Exercise requirements: Your task is to repeat the lines below exactly, excluding any pictures they contain.

Task material:
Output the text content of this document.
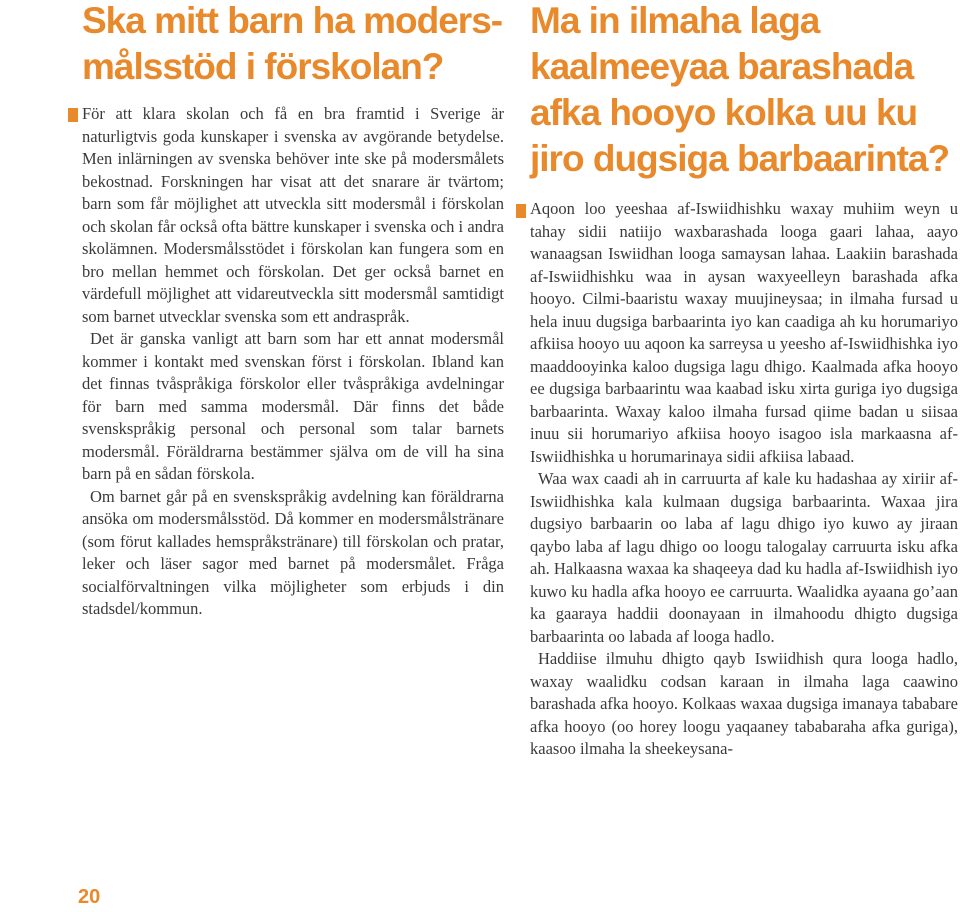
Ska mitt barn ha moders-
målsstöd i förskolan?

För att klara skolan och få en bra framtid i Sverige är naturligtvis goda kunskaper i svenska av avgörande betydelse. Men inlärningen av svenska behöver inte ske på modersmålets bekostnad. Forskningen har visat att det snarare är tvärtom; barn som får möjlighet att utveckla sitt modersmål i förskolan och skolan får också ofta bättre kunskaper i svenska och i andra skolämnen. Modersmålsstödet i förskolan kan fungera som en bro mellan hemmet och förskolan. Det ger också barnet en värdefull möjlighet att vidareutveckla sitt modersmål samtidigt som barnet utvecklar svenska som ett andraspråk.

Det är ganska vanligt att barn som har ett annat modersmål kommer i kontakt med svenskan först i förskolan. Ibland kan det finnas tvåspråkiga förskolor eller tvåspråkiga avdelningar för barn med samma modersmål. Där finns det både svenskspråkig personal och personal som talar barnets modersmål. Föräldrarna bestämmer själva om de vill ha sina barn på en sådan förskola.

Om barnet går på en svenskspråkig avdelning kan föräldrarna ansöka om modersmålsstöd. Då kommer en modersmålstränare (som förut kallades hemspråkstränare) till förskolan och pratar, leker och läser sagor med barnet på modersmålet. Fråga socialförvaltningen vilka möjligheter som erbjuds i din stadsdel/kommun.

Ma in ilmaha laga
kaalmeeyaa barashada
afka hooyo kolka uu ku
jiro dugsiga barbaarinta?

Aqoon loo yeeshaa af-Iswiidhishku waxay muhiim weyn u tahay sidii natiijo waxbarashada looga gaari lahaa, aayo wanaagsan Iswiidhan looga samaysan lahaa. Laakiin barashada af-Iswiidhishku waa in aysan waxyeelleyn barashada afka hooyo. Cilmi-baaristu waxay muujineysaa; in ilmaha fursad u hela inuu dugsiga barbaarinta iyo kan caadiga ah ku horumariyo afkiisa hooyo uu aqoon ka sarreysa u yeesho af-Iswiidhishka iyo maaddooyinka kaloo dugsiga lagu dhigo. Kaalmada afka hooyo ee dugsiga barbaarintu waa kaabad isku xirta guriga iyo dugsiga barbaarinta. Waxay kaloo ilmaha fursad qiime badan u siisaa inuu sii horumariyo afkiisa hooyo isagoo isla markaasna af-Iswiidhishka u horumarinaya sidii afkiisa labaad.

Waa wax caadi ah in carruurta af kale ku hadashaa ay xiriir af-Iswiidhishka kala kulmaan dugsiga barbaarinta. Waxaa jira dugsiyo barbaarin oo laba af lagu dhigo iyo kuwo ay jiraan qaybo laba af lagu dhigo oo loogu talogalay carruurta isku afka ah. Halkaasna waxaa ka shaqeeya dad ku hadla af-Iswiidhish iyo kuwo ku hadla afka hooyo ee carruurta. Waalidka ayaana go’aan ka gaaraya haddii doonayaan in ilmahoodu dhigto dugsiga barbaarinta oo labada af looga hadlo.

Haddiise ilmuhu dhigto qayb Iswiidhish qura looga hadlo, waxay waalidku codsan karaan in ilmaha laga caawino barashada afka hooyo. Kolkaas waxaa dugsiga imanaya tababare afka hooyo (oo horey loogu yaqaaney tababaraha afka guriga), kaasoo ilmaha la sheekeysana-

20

Exercise result:
Output the text content of this document.
Ska mitt barn ha moders-
målsstöd i förskolan?

För att klara skolan och få en bra framtid i Sverige är naturligtvis goda kunskaper i svenska av avgörande betydelse. Men inlärningen av svenska behöver inte ske på modersmålets bekostnad. Forskningen har visat att det snarare är tvärtom; barn som får möjlighet att utveckla sitt modersmål i förskolan och skolan får också ofta bättre kunskaper i svenska och i andra skolämnen. Modersmålsstödet i förskolan kan fungera som en bro mellan hemmet och förskolan. Det ger också barnet en värdefull möjlighet att vidareutveckla sitt modersmål samtidigt som barnet utvecklar svenska som ett andraspråk.

Det är ganska vanligt att barn som har ett annat modersmål kommer i kontakt med svenskan först i förskolan. Ibland kan det finnas tvåspråkiga förskolor eller tvåspråkiga avdelningar för barn med samma modersmål. Där finns det både svenskspråkig personal och personal som talar barnets modersmål. Föräldrarna bestämmer själva om de vill ha sina barn på en sådan förskola.

Om barnet går på en svenskspråkig avdelning kan föräldrarna ansöka om modersmålsstöd. Då kommer en modersmålstränare (som förut kallades hemspråkstränare) till förskolan och pratar, leker och läser sagor med barnet på modersmålet. Fråga socialförvaltningen vilka möjligheter som erbjuds i din stadsdel/kommun.

Ma in ilmaha laga
kaalmeeyaa barashada
afka hooyo kolka uu ku
jiro dugsiga barbaarinta?

Aqoon loo yeeshaa af-Iswiidhishku waxay muhiim weyn u tahay sidii natiijo waxbarashada looga gaari lahaa, aayo wanaagsan Iswiidhan looga samaysan lahaa. Laakiin barashada af-Iswiidhishku waa in aysan waxyeelleyn barashada afka hooyo. Cilmi-baaristu waxay muujineysaa; in ilmaha fursad u hela inuu dugsiga barbaarinta iyo kan caadiga ah ku horumariyo afkiisa hooyo uu aqoon ka sarreysa u yeesho af-Iswiidhishka iyo maaddooyinka kaloo dugsiga lagu dhigo. Kaalmada afka hooyo ee dugsiga barbaarintu waa kaabad isku xirta guriga iyo dugsiga barbaarinta. Waxay kaloo ilmaha fursad qiime badan u siisaa inuu sii horumariyo afkiisa hooyo isagoo isla markaasna af-Iswiidhishka u horumarinaya sidii afkiisa labaad.

Waa wax caadi ah in carruurta af kale ku hadashaa ay xiriir af-Iswiidhishka kala kulmaan dugsiga barbaarinta. Waxaa jira dugsiyo barbaarin oo laba af lagu dhigo iyo kuwo ay jiraan qaybo laba af lagu dhigo oo loogu talogalay carruurta isku afka ah. Halkaasna waxaa ka shaqeeya dad ku hadla af-Iswiidhish iyo kuwo ku hadla afka hooyo ee carruurta. Waalidka ayaana go’aan ka gaaraya haddii doonayaan in ilmahoodu dhigto dugsiga barbaarinta oo labada af looga hadlo.

Haddiise ilmuhu dhigto qayb Iswiidhish qura looga hadlo, waxay waalidku codsan karaan in ilmaha laga caawino barashada afka hooyo. Kolkaas waxaa dugsiga imanaya tababare afka hooyo (oo horey loogu yaqaaney tababaraha afka guriga), kaasoo ilmaha la sheekeysana-

20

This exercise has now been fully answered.